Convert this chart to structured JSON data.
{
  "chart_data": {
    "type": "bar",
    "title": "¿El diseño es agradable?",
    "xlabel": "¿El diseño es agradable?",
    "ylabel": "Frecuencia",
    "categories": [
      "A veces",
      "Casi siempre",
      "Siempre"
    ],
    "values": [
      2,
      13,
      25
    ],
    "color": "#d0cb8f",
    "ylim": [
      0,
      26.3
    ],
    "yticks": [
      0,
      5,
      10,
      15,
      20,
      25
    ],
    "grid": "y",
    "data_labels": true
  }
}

┄┄┄┄┄┄

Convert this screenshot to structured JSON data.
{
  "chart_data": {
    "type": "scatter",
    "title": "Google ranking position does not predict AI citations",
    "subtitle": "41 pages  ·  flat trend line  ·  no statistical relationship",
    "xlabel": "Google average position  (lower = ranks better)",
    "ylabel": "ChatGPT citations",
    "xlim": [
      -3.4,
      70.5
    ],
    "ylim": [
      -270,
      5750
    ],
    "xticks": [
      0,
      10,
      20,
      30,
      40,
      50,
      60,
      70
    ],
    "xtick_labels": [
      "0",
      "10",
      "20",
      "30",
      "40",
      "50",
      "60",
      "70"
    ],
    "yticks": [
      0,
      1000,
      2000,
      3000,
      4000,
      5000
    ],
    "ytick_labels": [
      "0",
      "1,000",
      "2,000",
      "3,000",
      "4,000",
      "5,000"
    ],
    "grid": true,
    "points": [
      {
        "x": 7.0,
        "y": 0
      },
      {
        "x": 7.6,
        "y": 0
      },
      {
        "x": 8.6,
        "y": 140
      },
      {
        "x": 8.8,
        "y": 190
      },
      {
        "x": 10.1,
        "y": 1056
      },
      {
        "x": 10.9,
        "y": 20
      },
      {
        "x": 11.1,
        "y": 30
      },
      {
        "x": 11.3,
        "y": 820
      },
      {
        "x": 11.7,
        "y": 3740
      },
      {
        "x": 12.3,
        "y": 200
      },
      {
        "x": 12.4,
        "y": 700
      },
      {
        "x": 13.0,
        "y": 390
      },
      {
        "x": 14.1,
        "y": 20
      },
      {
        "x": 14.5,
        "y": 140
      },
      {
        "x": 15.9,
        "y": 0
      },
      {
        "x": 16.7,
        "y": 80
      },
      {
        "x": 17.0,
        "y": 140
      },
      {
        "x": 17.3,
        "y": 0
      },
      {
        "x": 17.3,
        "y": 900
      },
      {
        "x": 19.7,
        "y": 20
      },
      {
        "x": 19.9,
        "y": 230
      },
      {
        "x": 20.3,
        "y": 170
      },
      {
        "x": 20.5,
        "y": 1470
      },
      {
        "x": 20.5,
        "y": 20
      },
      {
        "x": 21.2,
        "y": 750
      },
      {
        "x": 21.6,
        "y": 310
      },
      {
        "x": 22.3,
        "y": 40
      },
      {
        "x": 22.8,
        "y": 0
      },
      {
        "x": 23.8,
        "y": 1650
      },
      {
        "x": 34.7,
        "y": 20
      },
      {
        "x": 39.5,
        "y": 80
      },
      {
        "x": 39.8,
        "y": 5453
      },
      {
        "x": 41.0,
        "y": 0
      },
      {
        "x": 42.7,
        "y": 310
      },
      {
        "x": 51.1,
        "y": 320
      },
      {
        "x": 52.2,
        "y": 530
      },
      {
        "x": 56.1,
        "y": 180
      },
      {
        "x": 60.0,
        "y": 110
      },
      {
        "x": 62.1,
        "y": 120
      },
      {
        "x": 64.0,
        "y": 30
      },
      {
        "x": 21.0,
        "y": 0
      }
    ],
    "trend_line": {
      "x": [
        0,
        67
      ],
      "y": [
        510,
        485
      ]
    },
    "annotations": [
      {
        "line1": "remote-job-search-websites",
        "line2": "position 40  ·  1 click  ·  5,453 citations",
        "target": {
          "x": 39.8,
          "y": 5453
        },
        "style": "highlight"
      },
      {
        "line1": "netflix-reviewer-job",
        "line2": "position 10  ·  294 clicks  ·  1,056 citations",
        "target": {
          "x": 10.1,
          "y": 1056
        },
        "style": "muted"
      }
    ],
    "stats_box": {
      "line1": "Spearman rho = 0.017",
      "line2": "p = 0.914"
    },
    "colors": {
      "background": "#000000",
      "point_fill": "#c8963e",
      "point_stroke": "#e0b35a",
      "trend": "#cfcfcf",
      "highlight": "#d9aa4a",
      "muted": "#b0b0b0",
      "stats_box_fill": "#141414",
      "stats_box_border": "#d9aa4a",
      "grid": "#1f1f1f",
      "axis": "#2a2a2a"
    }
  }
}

┄┄┄┄┄┄

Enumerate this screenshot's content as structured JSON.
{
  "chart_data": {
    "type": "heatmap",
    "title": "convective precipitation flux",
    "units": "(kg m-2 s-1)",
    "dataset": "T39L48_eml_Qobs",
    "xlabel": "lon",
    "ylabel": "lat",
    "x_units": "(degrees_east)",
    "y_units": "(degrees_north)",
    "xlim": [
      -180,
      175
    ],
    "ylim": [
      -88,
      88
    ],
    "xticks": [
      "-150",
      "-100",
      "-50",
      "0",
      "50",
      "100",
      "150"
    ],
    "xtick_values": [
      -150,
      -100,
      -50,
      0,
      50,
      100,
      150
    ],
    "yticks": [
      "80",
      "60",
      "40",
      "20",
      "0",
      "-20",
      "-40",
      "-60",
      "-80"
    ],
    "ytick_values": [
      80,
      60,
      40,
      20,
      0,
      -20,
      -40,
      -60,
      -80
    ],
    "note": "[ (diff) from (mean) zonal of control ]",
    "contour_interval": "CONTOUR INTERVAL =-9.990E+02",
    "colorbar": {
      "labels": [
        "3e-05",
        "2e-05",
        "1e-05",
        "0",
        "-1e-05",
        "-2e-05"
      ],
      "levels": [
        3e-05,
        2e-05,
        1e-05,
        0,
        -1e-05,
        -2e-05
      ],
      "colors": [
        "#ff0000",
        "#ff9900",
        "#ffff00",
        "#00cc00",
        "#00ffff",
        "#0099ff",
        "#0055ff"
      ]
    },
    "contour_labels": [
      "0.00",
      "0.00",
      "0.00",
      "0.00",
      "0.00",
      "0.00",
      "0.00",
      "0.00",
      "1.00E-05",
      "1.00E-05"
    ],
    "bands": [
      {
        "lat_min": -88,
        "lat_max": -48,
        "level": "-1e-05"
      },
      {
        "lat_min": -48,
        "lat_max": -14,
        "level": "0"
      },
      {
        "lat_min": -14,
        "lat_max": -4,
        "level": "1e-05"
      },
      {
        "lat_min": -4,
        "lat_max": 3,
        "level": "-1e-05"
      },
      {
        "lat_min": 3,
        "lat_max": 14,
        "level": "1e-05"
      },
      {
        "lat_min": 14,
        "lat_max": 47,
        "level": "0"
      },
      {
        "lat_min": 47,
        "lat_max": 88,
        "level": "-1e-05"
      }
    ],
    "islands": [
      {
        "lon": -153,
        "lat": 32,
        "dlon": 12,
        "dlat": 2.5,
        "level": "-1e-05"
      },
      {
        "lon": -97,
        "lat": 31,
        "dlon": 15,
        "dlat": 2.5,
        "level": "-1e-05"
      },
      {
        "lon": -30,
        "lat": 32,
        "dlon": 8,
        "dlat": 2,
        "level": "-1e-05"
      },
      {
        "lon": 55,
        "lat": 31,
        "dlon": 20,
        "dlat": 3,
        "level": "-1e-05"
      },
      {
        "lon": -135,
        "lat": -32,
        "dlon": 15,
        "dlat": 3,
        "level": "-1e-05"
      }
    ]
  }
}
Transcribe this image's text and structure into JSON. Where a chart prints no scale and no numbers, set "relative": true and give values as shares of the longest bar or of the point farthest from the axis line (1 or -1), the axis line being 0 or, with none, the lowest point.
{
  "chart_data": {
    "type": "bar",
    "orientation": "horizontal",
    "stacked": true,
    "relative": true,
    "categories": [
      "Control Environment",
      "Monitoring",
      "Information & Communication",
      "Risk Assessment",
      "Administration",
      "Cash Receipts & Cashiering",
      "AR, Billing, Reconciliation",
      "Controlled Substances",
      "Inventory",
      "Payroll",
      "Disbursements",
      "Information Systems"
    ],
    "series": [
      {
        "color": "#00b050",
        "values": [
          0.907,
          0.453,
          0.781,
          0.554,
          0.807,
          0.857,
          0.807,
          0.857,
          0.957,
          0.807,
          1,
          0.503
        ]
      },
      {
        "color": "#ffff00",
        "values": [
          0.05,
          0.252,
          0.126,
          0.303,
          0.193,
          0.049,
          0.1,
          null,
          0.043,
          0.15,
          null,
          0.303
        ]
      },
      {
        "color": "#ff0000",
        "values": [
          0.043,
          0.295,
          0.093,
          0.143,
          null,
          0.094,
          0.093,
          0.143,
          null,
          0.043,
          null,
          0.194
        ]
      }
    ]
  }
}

┄┄┄┄┄┄

List each line of the records that holds the string "diseño".

Written solution:
    "title": "¿El diseño es agradable?",
    "xlabel": "¿El diseño es agradable?",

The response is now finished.